━━━ Document text ━━━
Reviewer 1: Anonymous

Reviewer 2: Anonymous

Reviewer 3: Anonymous

Reviewer 4: Anonymous

Educ. Sci. 2025, 15(8), 978; https://doi.org/10.3390/educsci15080978

Submission received: 24 April 2025 / Revised: 25 July 2025 / Accepted: 26 July 2025 / Published: 30 July 2025

(This article belongs to the Special Issue Artificial Intelligence and Blended Learning: Challenges, Opportunities, and Future Directions)

Round 1

Reviewer 1 Report

Comments and Suggestions for Authors

The methodology is adequate and only by enhancing the sample could this article gain new and further perspectives on the topic. The conclusions are consistent with the evidence and arguments and do address the main question posed because the article delivers the literature review and the data collected and discussed into a coherent analysis. The references are appropriate, related to contemporary research made about the topic and validate the findings.

The main question addressed by the research is a multimodal neural network-based approach to predict segment access frequency (SAF) in lecture archives. The study focuses on real classroom lecture archives, characterized by unedited footage. “Non-Semantic Multimodal Fusion for Predicting Segment Access Frequency in Lecture Archives” has a relevant approach to the field and addresses a gap, namely, how to address unedited recordings that are difficult to navigate and review efficiently. This research adds a model with significant results. The archives demonstrate a useful hybrid educational strategy by supporting a blended learning model in which students attend in-person classes and use online recordings for additional review. The model incorporates audio spectrograms, slide page progression, and multimodal information from teachers' activities. The methodology is adequate, and only by enhancing the sample could this article gain new and further perspectives on the topic. The conclusions are consistent with the evidence and arguments and do address the main question posed because the article delivers the literature review and the data collected and discussed in a coherent analysis. The references are appropriate, related to contemporary research made about the topic and validate the findings.
━━━
Short exercise A
According to the review report, what three kinds of input does the model incorporate?
Short exercise B
Quote the review report from "Reviewer 1: Anonymous" to "and Future Directions)".
Short exercise C
Write the next part of the review report on predicting segment access frequency in lecture archives, starting after its last sentence.
The listing has no connection to the review report.
━━━ Collected data ━━━
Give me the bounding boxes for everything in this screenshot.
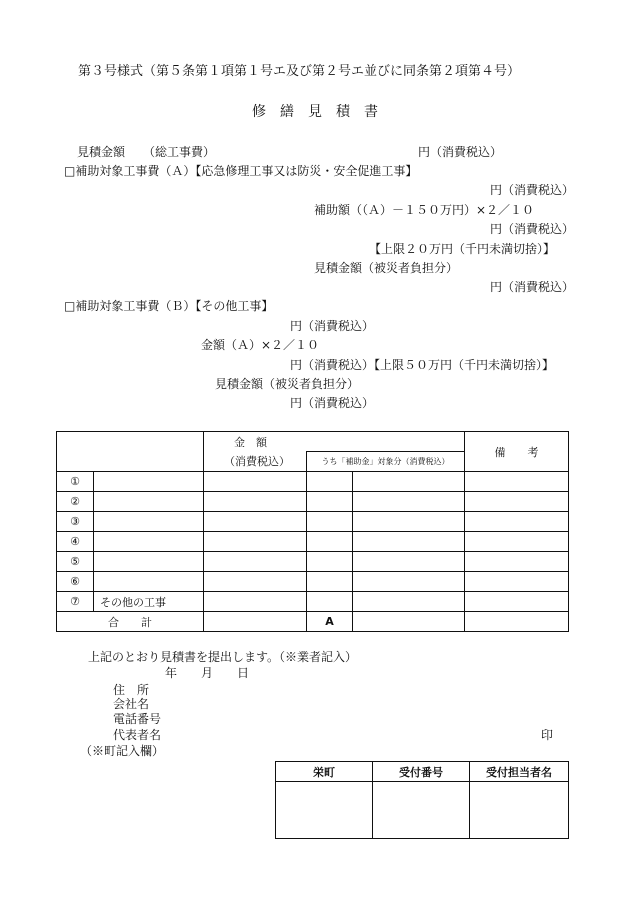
━━━
Written answer A
Audio spectrograms, slide page progression, and multimodal information from teachers' activities.

Written answer B
Reviewer 1: Anonymous

Reviewer 2: Anonymous

Reviewer 3: Anonymous

Reviewer 4: Anonymous

Educ. Sci. 2025, 15(8), 978; https://doi.org/10.3390/educsci15080978

Submission received: 24 April 2025 / Revised: 25 July 2025 / Accepted: 26 July 2025 / Published: 30 July 2025

(This article belongs to the Special Issue Artificial Intelligence and Blended Learning: Challenges, Opportunities, and Future Directions)

Written answer C
Considering the relevance of the theme, the originality of the proposal, the theoretical consistency and the methodological clarity, this joint opinion recommends the acceptance of the article, with praise for the quality of the writing, the relevance of the content and its practical and scientific applicability.

Author Response

We are truly grateful for your thorough review and exceptionally positive assessment of our manuscript. We are greatly encouraged by your praise for the article's originality, theoretical consistency, methodological clarity, and overall quality.

We especially appreciate your insightful comment that "only by enhancing the sample could this article gain new and further perspectives on the topic." We completely agree that this is a crucial direction for future work. As you noted, the scope of the dataset is a key limitation of the current study, and we have highlighted this in both the Section 5.3 "Limitations" and Sections 6 "Conclusion" of our paper. Expanding the dataset to include more diverse courses and instructors is a primary goal for our subsequent research.

Thank you once again for your valuable time and encouraging feedback.

Reviewer 2 Report

Comments and Suggestions for Authors

Dear authors, congratulations on shedding light on a less approached topic, which may have great impact on future education, in an increasingly digitalised society.

Experiments are always valuable because they test practically what should be done to improve educational support for students. It is a well-designed study, with multiple stages and analysis.

The results support the conclusions offered for new approaches in education.

Author Response

We sincerely thank you for your time and your very positive and encouraging feedback on our work.

We are delighted that you recognized the novelty of our research topic and its potential impact on future education. We are also very grateful for your commendation of our work as a "well-designed study" and for your affirmation that our results support the conclusions.

Your encouraging words and positive assessment are a great motivation for us. Thank you once again.

Reviewer 3 Report

Comments and Suggestions for Authors

Clarity and Scope: "Does the title accurately and clearly reflect the scope and focus of the review article? Does it immediately tell you what the review is about and if it aligns with your interests?" The title highlights the Non-Semantic Multimodal Fusion approach for for Predicting Segment Access Frequency in Lecture Archives.
Impact and Novelty: "Does the title suggest any novel contribution or specific angle the review is taking? Does it promise to synthesize existing knowledge in a new or particularly useful way, or is it a very broad overview?" Yes but there is ambiguity on what is the main novelty and contribution; the non-semantic extraction? The model that follows? The segment access frequency accuracy or validity?

Summary Accuracy: "Does the abstract effectively and accurately summarize the key objectives, methods, main findings, and conclusions of the review article? Does it feel like a true miniature version of the whole review? There is ambiguity on the benchmark data used to confirm the segmentation frequency accuracy and validity.
Information Completeness: "Does the abstract provide enough information to decide if the full review is worth reading for your specific purpose? Are there any crucial details missing that would help you assess its relevance upfront?" Somewhat.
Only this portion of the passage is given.